_EXTRACTED INFORMATION_:

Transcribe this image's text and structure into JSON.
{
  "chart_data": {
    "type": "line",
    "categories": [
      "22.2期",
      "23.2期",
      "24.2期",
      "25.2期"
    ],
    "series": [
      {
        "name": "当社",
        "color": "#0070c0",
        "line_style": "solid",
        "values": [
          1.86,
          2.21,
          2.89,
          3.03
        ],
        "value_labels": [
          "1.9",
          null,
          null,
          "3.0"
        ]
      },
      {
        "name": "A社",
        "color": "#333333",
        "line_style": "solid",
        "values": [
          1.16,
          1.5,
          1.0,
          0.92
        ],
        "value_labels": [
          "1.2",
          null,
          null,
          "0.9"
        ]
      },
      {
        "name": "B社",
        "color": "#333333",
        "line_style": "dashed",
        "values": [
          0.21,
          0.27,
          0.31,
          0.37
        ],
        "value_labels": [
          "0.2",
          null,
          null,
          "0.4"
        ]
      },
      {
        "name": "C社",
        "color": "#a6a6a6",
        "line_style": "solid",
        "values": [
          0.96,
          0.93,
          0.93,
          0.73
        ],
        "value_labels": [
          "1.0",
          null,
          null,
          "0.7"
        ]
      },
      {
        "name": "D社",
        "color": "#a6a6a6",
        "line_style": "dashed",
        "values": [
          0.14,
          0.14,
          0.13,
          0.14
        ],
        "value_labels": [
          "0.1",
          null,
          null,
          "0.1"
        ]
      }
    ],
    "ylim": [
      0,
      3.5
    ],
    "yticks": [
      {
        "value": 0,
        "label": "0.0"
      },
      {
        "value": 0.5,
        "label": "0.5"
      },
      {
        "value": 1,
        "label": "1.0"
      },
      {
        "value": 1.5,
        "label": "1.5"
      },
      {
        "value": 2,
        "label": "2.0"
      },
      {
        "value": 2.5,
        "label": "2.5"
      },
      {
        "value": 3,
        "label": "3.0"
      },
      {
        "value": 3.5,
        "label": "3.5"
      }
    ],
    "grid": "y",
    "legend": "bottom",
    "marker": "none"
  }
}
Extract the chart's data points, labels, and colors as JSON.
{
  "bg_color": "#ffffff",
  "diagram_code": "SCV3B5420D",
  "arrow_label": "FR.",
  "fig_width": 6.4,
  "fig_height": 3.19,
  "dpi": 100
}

_TASK TO CARRY OUT_:
Restate the whole listing exactly.

_EXERCISE SOLUTION_:
Transcribe this image's text and structure into JSON.
{
  "chart_data": {
    "type": "line",
    "categories": [
      "22.2期",
      "23.2期",
      "24.2期",
      "25.2期"
    ],
    "series": [
      {
        "name": "当社",
        "color": "#0070c0",
        "line_style": "solid",
        "values": [
          1.86,
          2.21,
          2.89,
          3.03
        ],
        "value_labels": [
          "1.9",
          null,
          null,
          "3.0"
        ]
      },
      {
        "name": "A社",
        "color": "#333333",
        "line_style": "solid",
        "values": [
          1.16,
          1.5,
          1.0,
          0.92
        ],
        "value_labels": [
          "1.2",
          null,
          null,
          "0.9"
        ]
      },
      {
        "name": "B社",
        "color": "#333333",
        "line_style": "dashed",
        "values": [
          0.21,
          0.27,
          0.31,
          0.37
        ],
        "value_labels": [
          "0.2",
          null,
          null,
          "0.4"
        ]
      },
      {
        "name": "C社",
        "color": "#a6a6a6",
        "line_style": "solid",
        "values": [
          0.96,
          0.93,
          0.93,
          0.73
        ],
        "value_labels": [
          "1.0",
          null,
          null,
          "0.7"
        ]
      },
      {
        "name": "D社",
        "color": "#a6a6a6",
        "line_style": "dashed",
        "values": [
          0.14,
          0.14,
          0.13,
          0.14
        ],
        "value_labels": [
          "0.1",
          null,
          null,
          "0.1"
        ]
      }
    ],
    "ylim": [
      0,
      3.5
    ],
    "yticks": [
      {
        "value": 0,
        "label": "0.0"
      },
      {
        "value": 0.5,
        "label": "0.5"
      },
      {
        "value": 1,
        "label": "1.0"
      },
      {
        "value": 1.5,
        "label": "1.5"
      },
      {
        "value": 2,
        "label": "2.0"
      },
      {
        "value": 2.5,
        "label": "2.5"
      },
      {
        "value": 3,
        "label": "3.0"
      },
      {
        "value": 3.5,
        "label": "3.5"
      }
    ],
    "grid": "y",
    "legend": "bottom",
    "marker": "none"
  }
}
Extract the chart's data points, labels, and colors as JSON.
{
  "bg_color": "#ffffff",
  "diagram_code": "SCV3B5420D",
  "arrow_label": "FR.",
  "fig_width": 6.4,
  "fig_height": 3.19,
  "dpi": 100
}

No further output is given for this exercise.